*PASSAGE FOR REVIEW*.
____________________

Sunday, April 07, 2013

Of Flies, Mice, and Men by François Jacob



Published by Harvard University Press
It is thanks to François Jacob that I began to understand what evolution meant at the molecular level, when I read his wonderful book Le jeu des possibles (The possible and the actual), more than ten years ago. And “Evolution is tinkering”, Jacob’s catchphrase, is with me ever since. 

Jacob, now 92 years old, began his scientific career after fighting in World War II, and studied lysogenic phages in bacteria at the Pasteur Institute in Paris. There he met Jacques Monod, starting one of the most fruitful collaboration of the 20th century. Their work on genetic regulation in E. coli culminated in a Nobel Prize in 1965. In addition to their revolutionary contribution to molecular biology, Jacob and Monod also wrote books of great importance and large outreach, notably Chance and necessity (Monod) and The logic of life (Jacob).  

Of flies, mice, and men1 (1998) is his last book to date, a personal journey across biology that spans several decades. The different chapters feel a little bit disconnected, because apparently they were first written as lectures for different occasions, but the book is very enjoyable. Jacob is one of these great scientific figures with a real literary culture, one who can invoke Dino Buzzatti and ancient greek myths, the poets Paul Valéry and John Keats, or Tolstoy.

____________________

(Bounding box prediction records)
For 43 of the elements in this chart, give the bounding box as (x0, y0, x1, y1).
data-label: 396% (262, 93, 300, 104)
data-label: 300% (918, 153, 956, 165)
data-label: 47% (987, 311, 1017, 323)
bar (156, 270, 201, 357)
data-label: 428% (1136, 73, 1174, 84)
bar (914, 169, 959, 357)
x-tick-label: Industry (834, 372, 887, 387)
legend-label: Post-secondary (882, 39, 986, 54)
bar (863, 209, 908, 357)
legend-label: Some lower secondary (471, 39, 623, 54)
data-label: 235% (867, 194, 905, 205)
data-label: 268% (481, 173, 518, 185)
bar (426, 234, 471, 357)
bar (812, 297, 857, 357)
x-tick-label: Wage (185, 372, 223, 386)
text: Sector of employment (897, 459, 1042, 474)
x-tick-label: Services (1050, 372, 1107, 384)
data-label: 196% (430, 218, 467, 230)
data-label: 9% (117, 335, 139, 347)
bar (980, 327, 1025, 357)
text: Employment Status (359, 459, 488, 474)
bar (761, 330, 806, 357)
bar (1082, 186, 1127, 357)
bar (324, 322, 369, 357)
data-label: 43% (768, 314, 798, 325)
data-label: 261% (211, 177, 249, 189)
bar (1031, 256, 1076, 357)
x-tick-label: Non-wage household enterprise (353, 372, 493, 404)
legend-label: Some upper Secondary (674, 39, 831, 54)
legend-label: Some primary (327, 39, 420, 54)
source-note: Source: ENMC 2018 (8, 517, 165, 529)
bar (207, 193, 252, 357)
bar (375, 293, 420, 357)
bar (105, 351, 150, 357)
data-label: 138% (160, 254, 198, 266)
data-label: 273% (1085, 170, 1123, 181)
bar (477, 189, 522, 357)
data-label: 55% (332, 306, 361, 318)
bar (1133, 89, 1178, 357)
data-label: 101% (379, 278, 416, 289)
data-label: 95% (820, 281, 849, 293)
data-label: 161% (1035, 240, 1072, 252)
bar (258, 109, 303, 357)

____________________

*WORK REQUEST 1*. Retype the book review from "Of Flies, Mice, and Men by" up to and including "me ever since.".
*WORK REQUEST 2*. List the titles of all the books mentioned in the book review.

*TASK RESPONSE 1*.
Of Flies, Mice, and Men by François Jacob



Published by Harvard University Press
It is thanks to François Jacob that I began to understand what evolution meant at the molecular level, when I read his wonderful book Le jeu des possibles (The possible and the actual), more than ten years ago. And “Evolution is tinkering”, Jacob’s catchphrase, is with me ever since.

*TASK RESPONSE 2*.
- Of Flies, Mice, and Men
- Le jeu des possibles (The possible and the actual)
- Chance and necessity
- The logic of life